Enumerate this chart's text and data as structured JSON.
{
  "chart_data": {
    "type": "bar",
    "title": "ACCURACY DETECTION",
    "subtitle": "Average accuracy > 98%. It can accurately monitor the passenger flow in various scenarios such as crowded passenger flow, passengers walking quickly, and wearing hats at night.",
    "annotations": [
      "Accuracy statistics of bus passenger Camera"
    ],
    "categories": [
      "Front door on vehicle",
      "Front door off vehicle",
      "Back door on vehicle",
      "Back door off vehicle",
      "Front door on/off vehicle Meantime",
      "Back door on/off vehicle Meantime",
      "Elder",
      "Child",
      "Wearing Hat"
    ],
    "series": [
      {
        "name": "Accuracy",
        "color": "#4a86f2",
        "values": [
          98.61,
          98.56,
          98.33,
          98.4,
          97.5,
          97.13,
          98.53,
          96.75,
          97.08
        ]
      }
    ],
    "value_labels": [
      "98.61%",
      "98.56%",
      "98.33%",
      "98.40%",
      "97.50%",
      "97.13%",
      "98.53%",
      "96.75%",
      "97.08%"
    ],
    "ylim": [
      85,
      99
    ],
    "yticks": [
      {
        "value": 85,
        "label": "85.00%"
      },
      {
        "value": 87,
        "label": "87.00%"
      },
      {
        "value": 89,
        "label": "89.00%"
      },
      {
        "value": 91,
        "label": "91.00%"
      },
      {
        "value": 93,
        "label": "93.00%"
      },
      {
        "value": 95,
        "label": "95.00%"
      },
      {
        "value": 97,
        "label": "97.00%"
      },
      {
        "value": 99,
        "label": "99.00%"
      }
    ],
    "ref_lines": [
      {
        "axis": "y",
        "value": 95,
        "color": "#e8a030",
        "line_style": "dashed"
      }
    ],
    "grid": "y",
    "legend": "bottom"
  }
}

Goal | Quote each line of the listing above exactly.

Answer below |
Enumerate this chart's text and data as structured JSON.
{
  "chart_data": {
    "type": "bar",
    "title": "ACCURACY DETECTION",
    "subtitle": "Average accuracy > 98%. It can accurately monitor the passenger flow in various scenarios such as crowded passenger flow, passengers walking quickly, and wearing hats at night.",
    "annotations": [
      "Accuracy statistics of bus passenger Camera"
    ],
    "categories": [
      "Front door on vehicle",
      "Front door off vehicle",
      "Back door on vehicle",
      "Back door off vehicle",
      "Front door on/off vehicle Meantime",
      "Back door on/off vehicle Meantime",
      "Elder",
      "Child",
      "Wearing Hat"
    ],
    "series": [
      {
        "name": "Accuracy",
        "color": "#4a86f2",
        "values": [
          98.61,
          98.56,
          98.33,
          98.4,
          97.5,
          97.13,
          98.53,
          96.75,
          97.08
        ]
      }
    ],
    "value_labels": [
      "98.61%",
      "98.56%",
      "98.33%",
      "98.40%",
      "97.50%",
      "97.13%",
      "98.53%",
      "96.75%",
      "97.08%"
    ],
    "ylim": [
      85,
      99
    ],
    "yticks": [
      {
        "value": 85,
        "label": "85.00%"
      },
      {
        "value": 87,
        "label": "87.00%"
      },
      {
        "value": 89,
        "label": "89.00%"
      },
      {
        "value": 91,
        "label": "91.00%"
      },
      {
        "value": 93,
        "label": "93.00%"
      },
      {
        "value": 95,
        "label": "95.00%"
      },
      {
        "value": 97,
        "label": "97.00%"
      },
      {
        "value": 99,
        "label": "99.00%"
      }
    ],
    "ref_lines": [
      {
        "axis": "y",
        "value": 95,
        "color": "#e8a030",
        "line_style": "dashed"
      }
    ],
    "grid": "y",
    "legend": "bottom"
  }
}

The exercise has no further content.